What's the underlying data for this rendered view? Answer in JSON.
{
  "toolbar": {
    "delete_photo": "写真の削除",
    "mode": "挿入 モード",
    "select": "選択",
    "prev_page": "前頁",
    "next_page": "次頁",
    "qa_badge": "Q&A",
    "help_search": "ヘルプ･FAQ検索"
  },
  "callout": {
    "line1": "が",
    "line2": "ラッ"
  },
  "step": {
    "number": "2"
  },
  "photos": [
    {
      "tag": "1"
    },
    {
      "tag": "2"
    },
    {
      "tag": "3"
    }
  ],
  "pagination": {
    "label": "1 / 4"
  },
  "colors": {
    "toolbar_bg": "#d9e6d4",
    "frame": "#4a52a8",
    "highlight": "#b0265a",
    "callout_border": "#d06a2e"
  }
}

■ ■ ■ ■

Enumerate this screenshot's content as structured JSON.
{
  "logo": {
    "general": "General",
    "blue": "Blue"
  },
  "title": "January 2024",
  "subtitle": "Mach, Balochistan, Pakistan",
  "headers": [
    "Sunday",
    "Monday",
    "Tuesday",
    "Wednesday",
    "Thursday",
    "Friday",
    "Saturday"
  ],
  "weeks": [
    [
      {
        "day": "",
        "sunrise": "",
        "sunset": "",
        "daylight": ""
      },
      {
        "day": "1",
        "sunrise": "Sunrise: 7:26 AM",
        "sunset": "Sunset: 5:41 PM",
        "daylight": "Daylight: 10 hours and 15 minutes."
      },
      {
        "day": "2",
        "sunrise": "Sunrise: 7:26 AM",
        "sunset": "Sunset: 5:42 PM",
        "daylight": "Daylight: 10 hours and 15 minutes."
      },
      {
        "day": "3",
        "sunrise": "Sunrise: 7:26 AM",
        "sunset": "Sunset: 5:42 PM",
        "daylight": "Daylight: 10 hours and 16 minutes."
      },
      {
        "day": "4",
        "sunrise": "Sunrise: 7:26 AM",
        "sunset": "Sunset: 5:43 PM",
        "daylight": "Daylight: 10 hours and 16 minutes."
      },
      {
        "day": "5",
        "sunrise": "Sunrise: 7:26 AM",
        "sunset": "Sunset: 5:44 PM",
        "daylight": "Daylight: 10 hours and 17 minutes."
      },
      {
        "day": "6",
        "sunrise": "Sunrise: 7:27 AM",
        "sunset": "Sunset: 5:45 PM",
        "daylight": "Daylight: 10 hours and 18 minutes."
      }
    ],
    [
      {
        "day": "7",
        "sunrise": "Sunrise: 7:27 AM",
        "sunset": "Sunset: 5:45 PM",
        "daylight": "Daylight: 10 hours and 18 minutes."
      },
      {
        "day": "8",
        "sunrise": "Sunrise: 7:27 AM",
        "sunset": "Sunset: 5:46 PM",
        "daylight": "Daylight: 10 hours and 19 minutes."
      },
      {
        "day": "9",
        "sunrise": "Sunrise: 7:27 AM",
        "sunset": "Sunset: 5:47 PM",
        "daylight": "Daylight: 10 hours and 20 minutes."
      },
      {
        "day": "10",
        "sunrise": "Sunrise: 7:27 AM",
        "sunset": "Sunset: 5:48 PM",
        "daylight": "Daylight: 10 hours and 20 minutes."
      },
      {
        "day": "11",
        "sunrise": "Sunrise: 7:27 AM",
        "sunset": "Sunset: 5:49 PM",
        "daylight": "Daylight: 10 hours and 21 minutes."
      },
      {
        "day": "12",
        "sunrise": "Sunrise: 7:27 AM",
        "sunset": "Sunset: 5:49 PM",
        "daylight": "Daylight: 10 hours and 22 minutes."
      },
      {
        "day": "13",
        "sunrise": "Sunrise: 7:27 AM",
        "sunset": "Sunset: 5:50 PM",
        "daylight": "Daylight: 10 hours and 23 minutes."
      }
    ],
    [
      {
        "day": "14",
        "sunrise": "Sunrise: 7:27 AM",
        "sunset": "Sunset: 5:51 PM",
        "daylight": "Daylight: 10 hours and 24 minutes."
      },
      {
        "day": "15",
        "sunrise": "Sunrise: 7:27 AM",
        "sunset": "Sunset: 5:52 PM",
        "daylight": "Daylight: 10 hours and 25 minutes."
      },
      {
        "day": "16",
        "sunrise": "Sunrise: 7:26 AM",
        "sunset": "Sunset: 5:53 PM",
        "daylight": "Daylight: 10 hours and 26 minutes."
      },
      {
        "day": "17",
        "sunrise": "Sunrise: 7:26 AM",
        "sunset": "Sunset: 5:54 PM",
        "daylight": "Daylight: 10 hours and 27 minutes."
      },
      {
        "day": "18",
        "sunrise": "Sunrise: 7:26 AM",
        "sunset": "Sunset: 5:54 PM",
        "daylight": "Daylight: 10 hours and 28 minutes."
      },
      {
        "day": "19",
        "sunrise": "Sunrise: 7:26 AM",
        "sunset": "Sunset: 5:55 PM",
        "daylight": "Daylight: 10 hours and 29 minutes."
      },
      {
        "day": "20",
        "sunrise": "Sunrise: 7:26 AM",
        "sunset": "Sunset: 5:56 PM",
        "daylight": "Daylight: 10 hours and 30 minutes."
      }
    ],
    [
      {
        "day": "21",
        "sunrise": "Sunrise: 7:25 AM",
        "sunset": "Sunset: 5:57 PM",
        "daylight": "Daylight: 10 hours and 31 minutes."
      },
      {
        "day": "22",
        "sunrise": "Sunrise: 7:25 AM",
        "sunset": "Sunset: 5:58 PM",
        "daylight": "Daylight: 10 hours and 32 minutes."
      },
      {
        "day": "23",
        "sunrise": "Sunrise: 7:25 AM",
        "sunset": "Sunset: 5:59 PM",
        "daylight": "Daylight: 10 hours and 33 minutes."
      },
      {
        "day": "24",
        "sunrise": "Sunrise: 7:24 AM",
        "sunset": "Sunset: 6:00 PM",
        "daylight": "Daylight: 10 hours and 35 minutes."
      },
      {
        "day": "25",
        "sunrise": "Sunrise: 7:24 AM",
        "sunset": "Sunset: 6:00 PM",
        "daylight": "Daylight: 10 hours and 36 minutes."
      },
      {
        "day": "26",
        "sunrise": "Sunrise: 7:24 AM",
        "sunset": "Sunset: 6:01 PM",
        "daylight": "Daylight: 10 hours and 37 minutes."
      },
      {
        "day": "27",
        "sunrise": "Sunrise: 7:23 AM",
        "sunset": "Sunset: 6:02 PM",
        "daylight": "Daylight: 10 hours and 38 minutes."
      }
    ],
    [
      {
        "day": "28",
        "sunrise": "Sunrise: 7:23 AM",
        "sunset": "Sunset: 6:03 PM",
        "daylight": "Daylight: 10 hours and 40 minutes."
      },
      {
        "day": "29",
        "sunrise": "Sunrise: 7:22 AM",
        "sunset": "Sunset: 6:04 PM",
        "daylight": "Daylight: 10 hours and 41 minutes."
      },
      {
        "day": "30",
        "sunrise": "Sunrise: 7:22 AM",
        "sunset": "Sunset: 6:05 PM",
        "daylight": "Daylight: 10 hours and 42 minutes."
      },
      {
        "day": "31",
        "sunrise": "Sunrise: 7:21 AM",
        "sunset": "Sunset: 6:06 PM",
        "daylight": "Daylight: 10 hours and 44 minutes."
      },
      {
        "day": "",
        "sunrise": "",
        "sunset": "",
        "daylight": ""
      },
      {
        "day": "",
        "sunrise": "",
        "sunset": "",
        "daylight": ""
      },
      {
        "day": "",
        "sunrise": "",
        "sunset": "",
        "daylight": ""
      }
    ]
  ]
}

■ ■ ■ ■

Copy all lines from the material that hold "JSON".

### EXPECTED OUTPUT
What's the underlying data for this rendered view? Answer in JSON.
Enumerate this screenshot's content as structured JSON.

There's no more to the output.